-- Data supplied start --
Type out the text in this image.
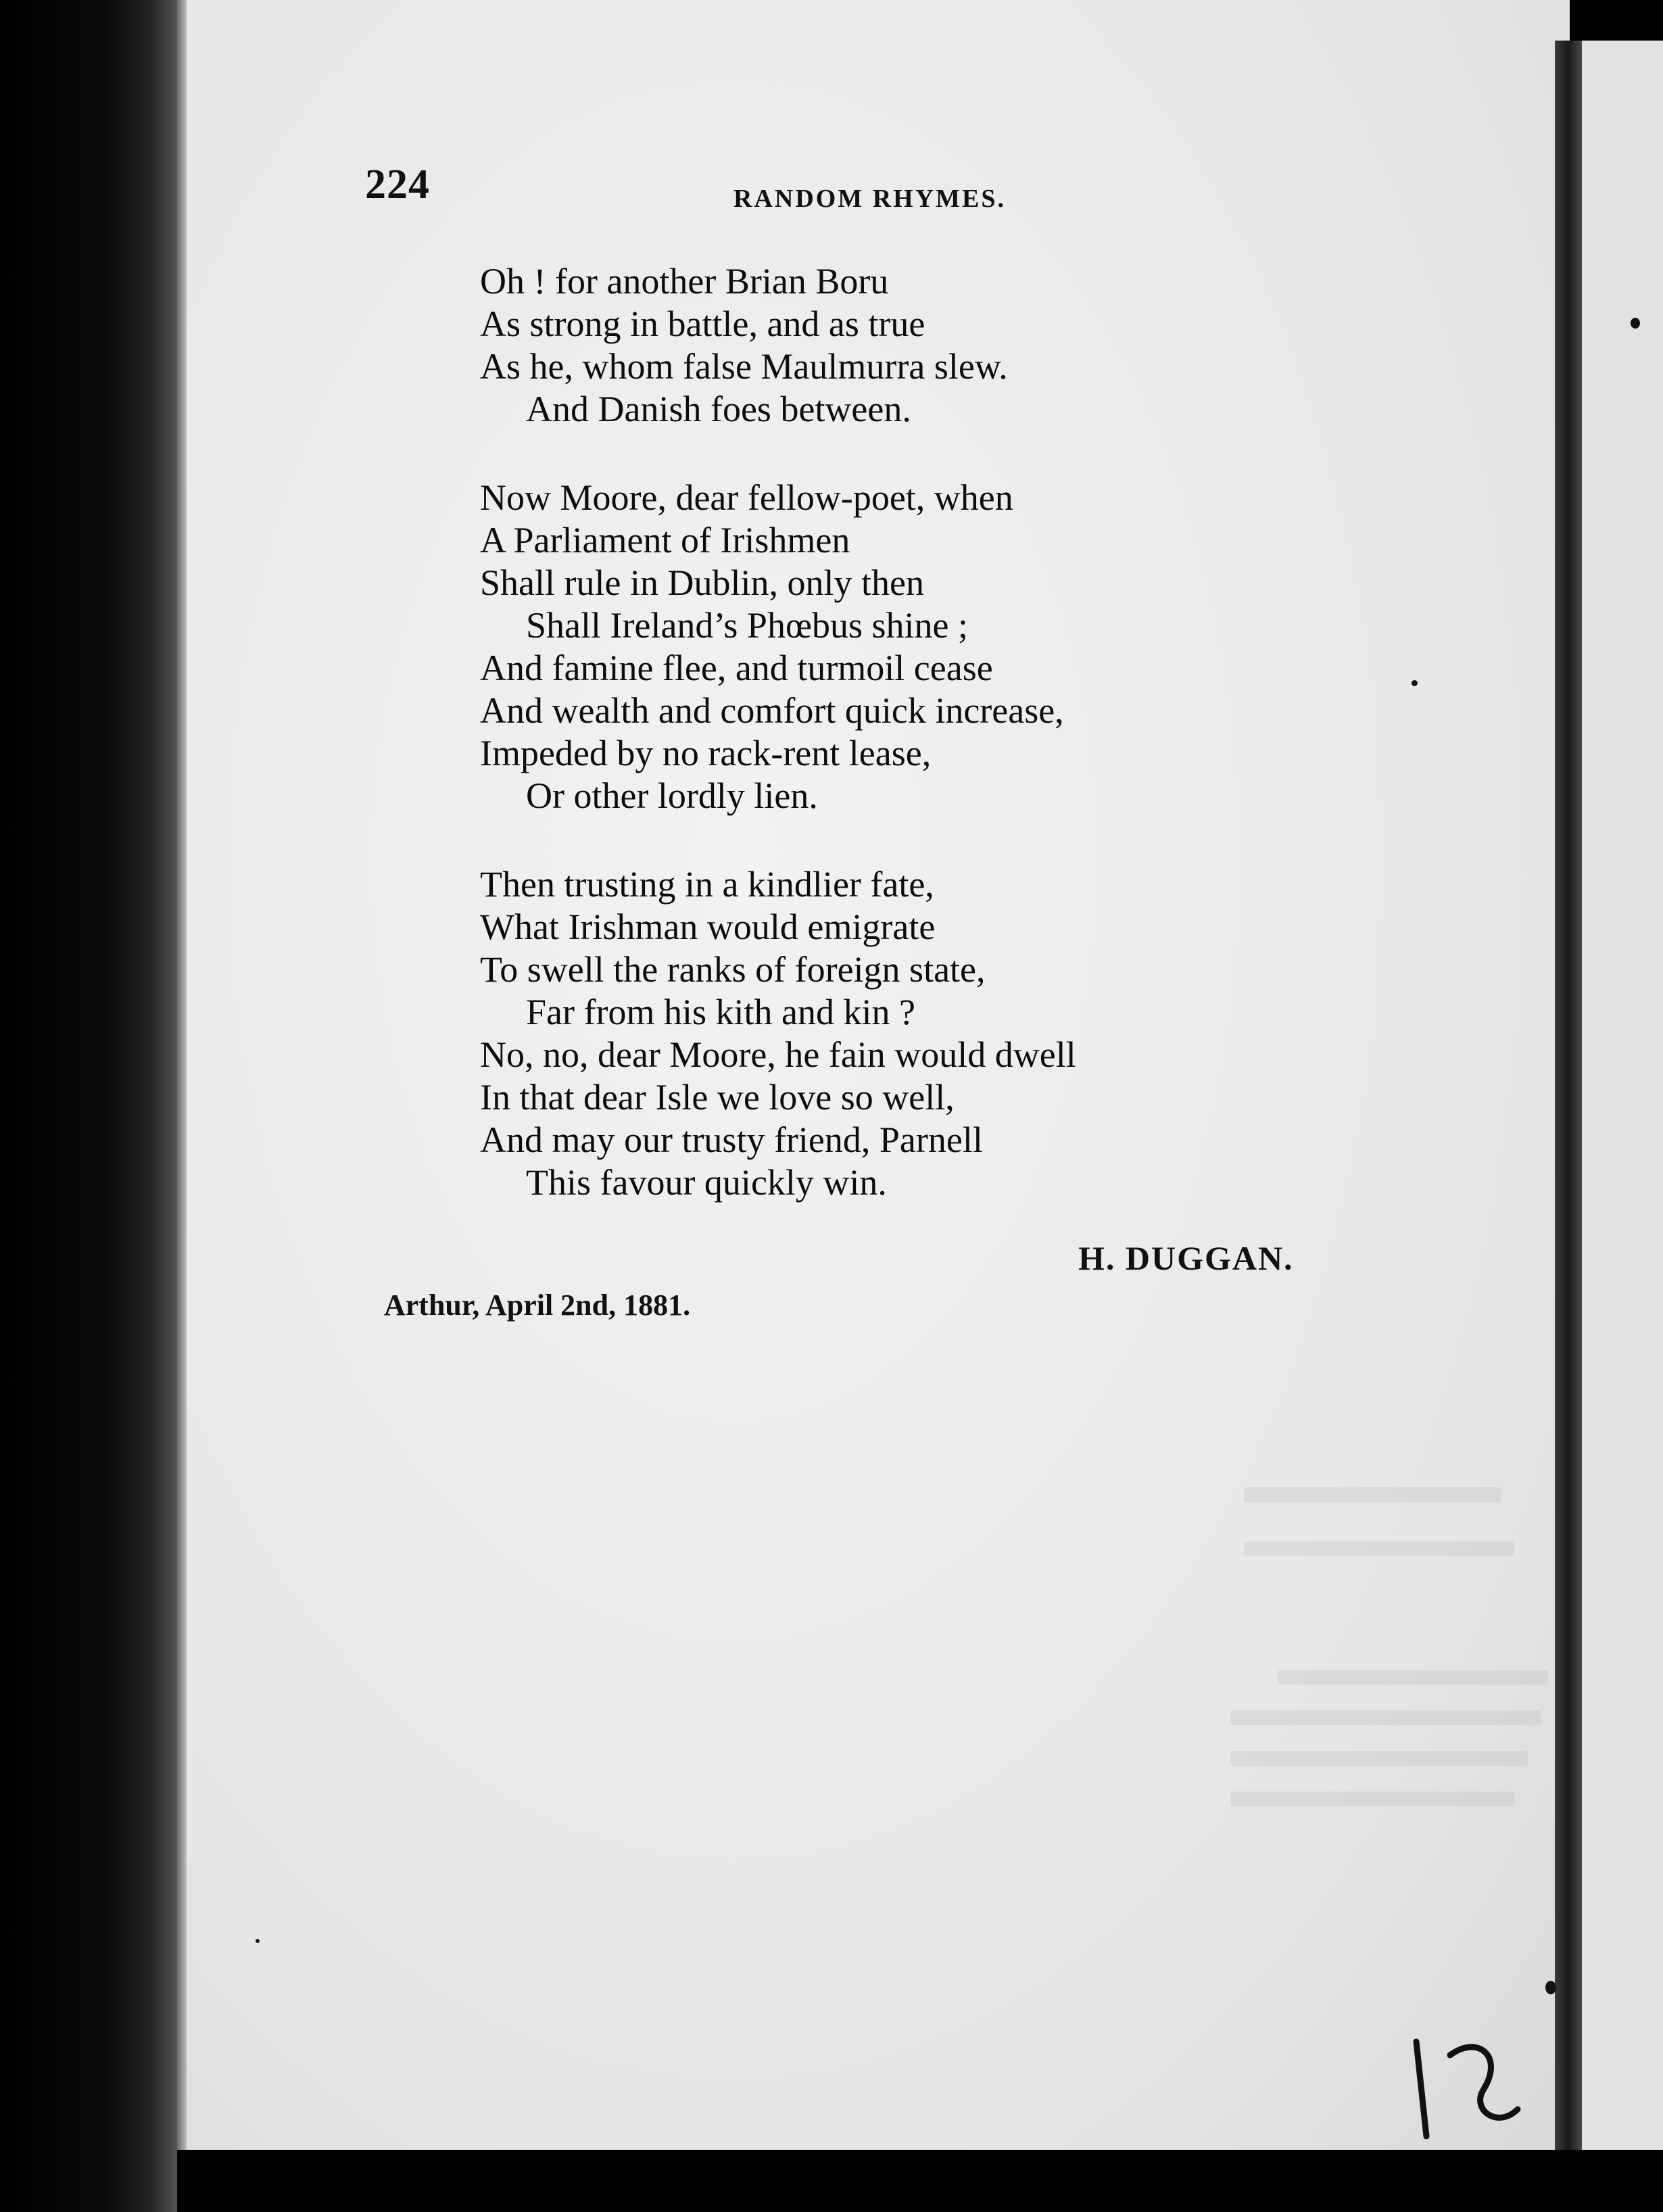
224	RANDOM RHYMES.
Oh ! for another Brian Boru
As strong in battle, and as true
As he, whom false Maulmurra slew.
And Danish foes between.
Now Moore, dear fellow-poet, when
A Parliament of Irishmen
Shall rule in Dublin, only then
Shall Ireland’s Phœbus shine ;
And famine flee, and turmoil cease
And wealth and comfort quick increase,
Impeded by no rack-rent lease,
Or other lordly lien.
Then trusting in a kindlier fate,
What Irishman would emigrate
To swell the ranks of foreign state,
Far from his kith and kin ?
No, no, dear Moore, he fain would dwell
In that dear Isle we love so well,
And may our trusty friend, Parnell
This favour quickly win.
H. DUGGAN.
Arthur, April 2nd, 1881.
-- Data supplied end --
Your job is to transcribe the entries above exactly; skip the pictures.

Type out the text in this image.
224	RANDOM RHYMES.
Oh ! for another Brian Boru
As strong in battle, and as true
As he, whom false Maulmurra slew.
And Danish foes between.
Now Moore, dear fellow-poet, when
A Parliament of Irishmen
Shall rule in Dublin, only then
Shall Ireland’s Phœbus shine ;
And famine flee, and turmoil cease
And wealth and comfort quick increase,
Impeded by no rack-rent lease,
Or other lordly lien.
Then trusting in a kindlier fate,
What Irishman would emigrate
To swell the ranks of foreign state,
Far from his kith and kin ?
No, no, dear Moore, he fain would dwell
In that dear Isle we love so well,
And may our trusty friend, Parnell
This favour quickly win.
H. DUGGAN.
Arthur, April 2nd, 1881.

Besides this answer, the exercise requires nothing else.